**TEXT:**
"""

# Ariens ST724 recoil assembly sourcing



## Delanez (Dec 1, 2014)

I've been trying to find a new recoil for my ST724. I've come up with the Tecumseh part numbers 590602 and 590473 for the recoil. All sites that I locate those numbers list them as no longer available Can anybody point me in the right direction?

Model number- 924048
Serial number- 001442
Tecumseh engine number- H70-130210E


----------



## Shryp (Jan 1, 2011)

Try ebay or a local small engine shop that has a bunch of parts in the back. Also check craigslist for someone that has a blown up engine.


----------



## Grunt (Nov 11, 2013)

Hello and welcome to the forum Delanez. Most of the parts to repair the recoil seem to be still available. What is wrong with the one you have? I did find a new one at a crazy price.
Outdoor Distributors - Lawn Mower Parts

There are people on this forum who have older parts on hand and may be willing to sell you one. Try to wait for more replies to your question.


----------



## Coby7 (Nov 6, 2014)

"""

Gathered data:
"""

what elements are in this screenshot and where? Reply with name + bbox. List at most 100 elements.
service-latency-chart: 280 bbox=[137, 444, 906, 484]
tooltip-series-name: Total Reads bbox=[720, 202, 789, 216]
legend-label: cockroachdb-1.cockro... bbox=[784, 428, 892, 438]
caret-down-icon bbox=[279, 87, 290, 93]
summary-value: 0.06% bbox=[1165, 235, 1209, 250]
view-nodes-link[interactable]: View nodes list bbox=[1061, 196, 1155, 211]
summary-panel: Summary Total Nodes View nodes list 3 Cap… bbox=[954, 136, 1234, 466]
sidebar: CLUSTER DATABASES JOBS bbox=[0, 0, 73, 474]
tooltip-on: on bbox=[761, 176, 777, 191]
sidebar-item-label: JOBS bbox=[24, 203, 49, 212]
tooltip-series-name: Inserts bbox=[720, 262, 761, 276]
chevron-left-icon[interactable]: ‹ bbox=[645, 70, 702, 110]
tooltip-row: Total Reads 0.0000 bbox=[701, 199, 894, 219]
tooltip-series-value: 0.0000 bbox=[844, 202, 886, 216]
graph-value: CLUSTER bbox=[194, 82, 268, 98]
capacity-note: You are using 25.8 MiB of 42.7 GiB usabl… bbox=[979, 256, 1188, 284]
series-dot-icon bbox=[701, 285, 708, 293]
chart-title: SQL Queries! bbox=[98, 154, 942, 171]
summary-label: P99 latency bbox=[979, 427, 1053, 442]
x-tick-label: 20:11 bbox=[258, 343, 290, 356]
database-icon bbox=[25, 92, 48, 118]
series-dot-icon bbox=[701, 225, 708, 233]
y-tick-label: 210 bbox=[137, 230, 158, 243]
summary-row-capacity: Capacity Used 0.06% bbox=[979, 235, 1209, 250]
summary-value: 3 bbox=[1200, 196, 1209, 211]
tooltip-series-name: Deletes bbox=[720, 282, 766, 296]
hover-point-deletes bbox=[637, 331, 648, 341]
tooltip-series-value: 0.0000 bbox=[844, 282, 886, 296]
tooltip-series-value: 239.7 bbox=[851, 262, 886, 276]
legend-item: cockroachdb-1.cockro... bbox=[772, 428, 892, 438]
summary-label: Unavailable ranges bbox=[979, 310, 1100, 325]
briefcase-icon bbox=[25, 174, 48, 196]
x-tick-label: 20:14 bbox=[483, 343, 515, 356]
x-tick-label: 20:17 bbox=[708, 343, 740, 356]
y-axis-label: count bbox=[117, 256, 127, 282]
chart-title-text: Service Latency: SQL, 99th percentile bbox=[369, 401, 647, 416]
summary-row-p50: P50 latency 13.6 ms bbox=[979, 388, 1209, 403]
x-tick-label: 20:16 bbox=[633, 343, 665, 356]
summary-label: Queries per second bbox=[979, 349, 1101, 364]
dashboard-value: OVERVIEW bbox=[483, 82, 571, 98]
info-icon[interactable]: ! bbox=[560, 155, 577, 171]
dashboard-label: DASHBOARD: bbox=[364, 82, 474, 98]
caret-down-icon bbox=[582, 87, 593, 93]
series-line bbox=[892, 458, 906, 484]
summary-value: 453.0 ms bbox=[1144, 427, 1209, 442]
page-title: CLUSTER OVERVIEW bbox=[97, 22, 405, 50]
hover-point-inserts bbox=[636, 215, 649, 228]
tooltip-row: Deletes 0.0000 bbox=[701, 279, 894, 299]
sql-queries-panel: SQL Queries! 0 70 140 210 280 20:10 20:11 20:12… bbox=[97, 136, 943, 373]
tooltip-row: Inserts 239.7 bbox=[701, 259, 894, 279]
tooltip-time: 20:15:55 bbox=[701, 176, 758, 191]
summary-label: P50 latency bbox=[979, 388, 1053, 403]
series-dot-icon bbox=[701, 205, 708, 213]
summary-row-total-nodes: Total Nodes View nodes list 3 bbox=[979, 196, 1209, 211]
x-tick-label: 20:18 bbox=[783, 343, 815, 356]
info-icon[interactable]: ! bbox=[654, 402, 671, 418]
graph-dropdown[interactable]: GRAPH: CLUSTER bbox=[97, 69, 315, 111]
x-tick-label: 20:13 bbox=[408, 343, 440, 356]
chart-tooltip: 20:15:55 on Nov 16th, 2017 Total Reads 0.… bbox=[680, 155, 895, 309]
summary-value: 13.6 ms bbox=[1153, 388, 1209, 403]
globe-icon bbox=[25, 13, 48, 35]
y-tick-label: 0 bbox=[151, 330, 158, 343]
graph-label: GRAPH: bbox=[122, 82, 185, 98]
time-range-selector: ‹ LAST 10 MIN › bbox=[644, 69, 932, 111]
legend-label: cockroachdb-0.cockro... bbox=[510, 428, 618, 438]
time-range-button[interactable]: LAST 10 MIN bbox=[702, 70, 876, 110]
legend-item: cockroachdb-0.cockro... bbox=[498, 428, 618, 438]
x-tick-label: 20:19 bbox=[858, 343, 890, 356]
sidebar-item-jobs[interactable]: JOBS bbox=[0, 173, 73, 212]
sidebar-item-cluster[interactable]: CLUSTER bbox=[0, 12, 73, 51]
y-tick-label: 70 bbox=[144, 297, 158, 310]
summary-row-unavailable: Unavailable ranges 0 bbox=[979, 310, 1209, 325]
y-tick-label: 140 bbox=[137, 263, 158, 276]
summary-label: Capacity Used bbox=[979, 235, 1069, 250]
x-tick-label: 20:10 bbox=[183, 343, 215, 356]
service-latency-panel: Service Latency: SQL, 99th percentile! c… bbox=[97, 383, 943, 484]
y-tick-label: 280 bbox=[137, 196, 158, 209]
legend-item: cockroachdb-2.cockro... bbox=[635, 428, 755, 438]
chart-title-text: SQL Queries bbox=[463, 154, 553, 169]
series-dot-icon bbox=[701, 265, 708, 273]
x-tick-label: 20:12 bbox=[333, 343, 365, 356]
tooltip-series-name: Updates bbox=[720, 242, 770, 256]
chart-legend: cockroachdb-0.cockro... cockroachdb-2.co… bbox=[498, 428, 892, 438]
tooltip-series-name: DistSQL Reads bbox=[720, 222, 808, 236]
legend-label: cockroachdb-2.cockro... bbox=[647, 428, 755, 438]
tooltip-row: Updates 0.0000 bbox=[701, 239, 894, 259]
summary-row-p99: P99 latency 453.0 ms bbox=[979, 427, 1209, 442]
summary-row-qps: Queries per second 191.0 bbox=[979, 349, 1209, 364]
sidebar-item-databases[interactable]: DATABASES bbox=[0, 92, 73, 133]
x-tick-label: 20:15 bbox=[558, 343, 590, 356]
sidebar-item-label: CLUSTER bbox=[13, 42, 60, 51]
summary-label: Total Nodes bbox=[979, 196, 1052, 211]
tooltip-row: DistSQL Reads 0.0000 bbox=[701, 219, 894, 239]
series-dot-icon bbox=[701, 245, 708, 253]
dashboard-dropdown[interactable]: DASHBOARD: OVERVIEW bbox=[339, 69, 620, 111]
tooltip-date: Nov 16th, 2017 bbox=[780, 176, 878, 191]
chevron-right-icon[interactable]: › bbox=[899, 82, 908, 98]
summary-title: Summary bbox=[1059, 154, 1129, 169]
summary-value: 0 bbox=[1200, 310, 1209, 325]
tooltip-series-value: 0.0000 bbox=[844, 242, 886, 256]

"""

**GIVEN REQUEST 1:**
In the thread, rewrite the stretch from "## Grunt (Nov" through "(Nov 6, 2014)", swapping "forum" for "board".
**GIVEN REQUEST 2:**
In the thread, what Tecumseh engine number does Delanez list?
You won't need the records for this.

**COMPLETE ANSWER 1:**
## Grunt (Nov 11, 2013)

Hello and welcome to the board Delanez. Most of the parts to repair the recoil seem to be still available. What is wrong with the one you have? I did find a new one at a crazy price.
Outdoor Distributors - Lawn Mower Parts

There are people on this board who have older parts on hand and may be willing to sell you one. Try to wait for more replies to your question.


----------



## Coby7 (Nov 6, 2014)

**COMPLETE ANSWER 2:**
H70-130210E